— EXERCISE TASK —
Quote the stretch of material from the line containing "233, 340, 365]" through the line containing "224, 331, 365]", both included, without changing anything.
-- START OF EXERCISE MATERIALS --
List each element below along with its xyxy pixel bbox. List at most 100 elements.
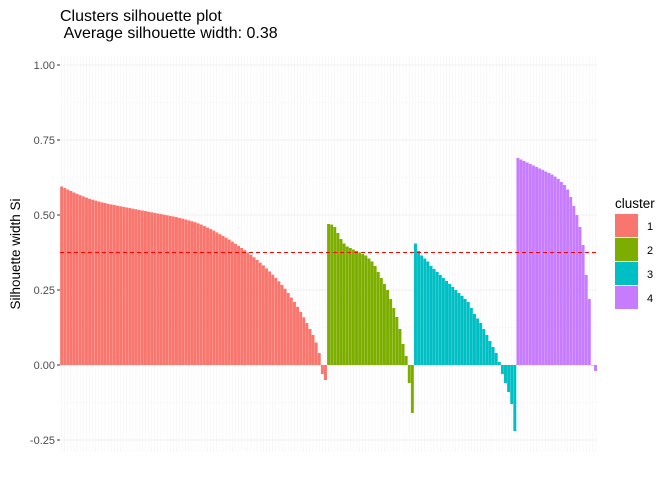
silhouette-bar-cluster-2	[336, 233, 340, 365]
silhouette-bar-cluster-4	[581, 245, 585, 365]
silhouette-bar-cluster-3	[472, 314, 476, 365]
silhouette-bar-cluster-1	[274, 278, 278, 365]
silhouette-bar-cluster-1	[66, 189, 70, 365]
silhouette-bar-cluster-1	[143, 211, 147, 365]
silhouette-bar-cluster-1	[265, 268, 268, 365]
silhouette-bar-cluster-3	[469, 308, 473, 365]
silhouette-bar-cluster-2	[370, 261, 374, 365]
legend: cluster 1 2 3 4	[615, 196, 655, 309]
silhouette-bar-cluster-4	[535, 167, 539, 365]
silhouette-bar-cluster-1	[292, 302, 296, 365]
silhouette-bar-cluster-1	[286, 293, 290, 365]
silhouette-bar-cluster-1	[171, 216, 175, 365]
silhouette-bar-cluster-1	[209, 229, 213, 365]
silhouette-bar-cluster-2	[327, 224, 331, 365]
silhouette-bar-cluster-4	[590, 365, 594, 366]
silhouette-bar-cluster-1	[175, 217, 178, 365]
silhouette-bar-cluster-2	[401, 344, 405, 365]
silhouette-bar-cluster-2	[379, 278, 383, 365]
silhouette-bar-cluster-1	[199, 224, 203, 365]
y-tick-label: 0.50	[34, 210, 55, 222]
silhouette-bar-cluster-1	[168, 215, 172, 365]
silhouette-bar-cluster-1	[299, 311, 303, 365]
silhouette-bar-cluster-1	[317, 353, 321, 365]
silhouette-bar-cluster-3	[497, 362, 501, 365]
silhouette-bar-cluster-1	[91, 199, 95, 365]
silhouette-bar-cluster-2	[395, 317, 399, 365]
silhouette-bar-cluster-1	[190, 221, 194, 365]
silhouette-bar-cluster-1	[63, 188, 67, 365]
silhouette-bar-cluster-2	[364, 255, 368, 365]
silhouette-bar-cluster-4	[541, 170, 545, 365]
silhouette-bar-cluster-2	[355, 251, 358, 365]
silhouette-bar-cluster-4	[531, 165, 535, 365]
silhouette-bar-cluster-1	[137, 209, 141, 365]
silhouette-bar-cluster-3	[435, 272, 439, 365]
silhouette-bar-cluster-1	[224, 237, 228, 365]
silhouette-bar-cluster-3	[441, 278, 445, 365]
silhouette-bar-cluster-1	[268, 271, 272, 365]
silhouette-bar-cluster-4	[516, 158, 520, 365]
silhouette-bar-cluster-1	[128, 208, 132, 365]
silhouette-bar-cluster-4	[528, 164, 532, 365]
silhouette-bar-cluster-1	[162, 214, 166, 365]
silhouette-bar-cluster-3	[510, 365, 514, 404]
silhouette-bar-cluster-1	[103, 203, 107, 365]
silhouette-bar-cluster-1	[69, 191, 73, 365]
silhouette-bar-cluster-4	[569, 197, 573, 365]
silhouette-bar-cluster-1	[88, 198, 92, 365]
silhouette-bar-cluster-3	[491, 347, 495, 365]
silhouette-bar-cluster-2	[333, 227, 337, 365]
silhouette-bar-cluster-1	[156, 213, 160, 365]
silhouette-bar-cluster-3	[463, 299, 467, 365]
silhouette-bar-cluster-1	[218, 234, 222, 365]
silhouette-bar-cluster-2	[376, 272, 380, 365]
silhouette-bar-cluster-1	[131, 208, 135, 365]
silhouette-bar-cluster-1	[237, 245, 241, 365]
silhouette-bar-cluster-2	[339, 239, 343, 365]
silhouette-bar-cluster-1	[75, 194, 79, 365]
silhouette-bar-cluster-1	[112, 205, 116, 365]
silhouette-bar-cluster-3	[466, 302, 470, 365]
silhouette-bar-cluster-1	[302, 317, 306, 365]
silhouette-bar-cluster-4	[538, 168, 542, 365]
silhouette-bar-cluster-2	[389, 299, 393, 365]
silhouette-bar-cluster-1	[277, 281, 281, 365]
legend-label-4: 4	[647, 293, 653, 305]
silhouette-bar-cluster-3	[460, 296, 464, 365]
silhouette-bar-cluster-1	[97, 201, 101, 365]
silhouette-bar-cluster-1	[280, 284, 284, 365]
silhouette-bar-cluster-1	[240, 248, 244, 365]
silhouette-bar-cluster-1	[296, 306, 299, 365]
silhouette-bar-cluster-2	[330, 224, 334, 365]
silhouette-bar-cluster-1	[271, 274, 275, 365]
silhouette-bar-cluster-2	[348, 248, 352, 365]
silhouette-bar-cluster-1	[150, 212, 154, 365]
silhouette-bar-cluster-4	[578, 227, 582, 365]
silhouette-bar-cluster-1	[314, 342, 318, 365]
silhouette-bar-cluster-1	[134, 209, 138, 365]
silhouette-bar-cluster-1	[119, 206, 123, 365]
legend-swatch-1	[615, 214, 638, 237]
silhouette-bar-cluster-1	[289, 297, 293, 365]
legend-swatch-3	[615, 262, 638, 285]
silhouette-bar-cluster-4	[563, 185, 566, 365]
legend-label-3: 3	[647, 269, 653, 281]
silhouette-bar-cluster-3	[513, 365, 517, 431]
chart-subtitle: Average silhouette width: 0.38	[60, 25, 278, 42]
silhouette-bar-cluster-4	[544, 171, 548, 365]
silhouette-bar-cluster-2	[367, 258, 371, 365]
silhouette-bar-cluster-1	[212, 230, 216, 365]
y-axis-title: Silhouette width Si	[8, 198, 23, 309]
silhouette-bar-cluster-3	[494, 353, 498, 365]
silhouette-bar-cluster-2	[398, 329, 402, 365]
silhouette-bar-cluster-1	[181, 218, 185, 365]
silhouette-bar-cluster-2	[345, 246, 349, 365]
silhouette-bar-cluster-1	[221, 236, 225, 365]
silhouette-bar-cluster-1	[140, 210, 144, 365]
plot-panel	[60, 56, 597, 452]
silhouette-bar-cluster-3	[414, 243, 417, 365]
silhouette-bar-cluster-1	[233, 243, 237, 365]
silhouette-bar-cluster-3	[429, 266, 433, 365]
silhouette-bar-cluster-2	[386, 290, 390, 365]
-- END OF EXERCISE MATERIALS --
-- START OF EXERCISE MATERIALS --
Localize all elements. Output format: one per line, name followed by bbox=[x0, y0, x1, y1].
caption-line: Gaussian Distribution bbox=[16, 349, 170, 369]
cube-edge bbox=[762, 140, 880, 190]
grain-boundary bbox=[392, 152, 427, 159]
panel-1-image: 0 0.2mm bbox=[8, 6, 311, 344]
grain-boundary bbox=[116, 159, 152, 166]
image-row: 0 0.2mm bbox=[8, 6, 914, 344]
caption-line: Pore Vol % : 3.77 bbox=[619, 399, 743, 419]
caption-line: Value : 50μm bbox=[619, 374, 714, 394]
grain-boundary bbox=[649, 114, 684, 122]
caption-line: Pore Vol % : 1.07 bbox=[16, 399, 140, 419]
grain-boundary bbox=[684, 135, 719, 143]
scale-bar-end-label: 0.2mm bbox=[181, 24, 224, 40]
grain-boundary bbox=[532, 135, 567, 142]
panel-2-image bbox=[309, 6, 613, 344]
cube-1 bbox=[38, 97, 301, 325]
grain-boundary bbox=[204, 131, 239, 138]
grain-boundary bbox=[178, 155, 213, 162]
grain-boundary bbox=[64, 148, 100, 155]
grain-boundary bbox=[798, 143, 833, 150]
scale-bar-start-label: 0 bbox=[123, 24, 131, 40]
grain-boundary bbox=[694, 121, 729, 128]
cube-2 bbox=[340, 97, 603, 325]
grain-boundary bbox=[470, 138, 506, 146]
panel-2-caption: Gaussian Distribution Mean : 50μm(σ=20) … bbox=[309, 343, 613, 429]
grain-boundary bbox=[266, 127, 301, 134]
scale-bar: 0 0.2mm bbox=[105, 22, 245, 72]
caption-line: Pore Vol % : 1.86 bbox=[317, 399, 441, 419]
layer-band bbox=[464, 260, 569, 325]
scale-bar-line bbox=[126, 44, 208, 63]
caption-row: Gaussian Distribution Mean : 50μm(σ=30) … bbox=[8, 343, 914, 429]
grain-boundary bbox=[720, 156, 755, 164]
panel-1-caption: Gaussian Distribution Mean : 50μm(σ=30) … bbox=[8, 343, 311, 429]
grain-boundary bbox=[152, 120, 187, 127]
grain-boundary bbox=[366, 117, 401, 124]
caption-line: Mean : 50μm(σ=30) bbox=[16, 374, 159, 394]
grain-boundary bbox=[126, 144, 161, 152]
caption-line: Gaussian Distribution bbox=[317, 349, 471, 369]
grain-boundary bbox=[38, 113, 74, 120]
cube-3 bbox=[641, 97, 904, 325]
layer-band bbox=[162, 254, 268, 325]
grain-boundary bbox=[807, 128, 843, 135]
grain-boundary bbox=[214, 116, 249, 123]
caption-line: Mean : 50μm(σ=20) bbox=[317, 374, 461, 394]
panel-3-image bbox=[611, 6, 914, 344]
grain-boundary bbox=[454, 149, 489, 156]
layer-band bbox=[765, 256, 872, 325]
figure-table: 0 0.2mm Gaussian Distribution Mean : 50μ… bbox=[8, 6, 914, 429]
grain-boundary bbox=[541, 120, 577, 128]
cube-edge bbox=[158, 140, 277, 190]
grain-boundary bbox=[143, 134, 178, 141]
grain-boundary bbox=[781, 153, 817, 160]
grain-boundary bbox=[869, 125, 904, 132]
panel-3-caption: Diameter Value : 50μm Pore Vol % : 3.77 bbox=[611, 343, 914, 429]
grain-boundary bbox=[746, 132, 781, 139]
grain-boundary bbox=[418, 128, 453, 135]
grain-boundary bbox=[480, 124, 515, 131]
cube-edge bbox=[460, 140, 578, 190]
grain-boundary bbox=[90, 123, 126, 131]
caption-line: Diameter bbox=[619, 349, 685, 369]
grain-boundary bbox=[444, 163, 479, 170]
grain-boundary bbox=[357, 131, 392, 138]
-- END OF EXERCISE MATERIALS --
— COMPLETED TASK —
silhouette-bar-cluster-2	[336, 233, 340, 365]
silhouette-bar-cluster-4	[581, 245, 585, 365]
silhouette-bar-cluster-3	[472, 314, 476, 365]
silhouette-bar-cluster-1	[274, 278, 278, 365]
silhouette-bar-cluster-1	[66, 189, 70, 365]
silhouette-bar-cluster-1	[143, 211, 147, 365]
silhouette-bar-cluster-1	[265, 268, 268, 365]
silhouette-bar-cluster-3	[469, 308, 473, 365]
silhouette-bar-cluster-2	[370, 261, 374, 365]
legend: cluster 1 2 3 4	[615, 196, 655, 309]
silhouette-bar-cluster-4	[535, 167, 539, 365]
silhouette-bar-cluster-1	[292, 302, 296, 365]
silhouette-bar-cluster-1	[286, 293, 290, 365]
silhouette-bar-cluster-1	[171, 216, 175, 365]
silhouette-bar-cluster-1	[209, 229, 213, 365]
silhouette-bar-cluster-2	[327, 224, 331, 365]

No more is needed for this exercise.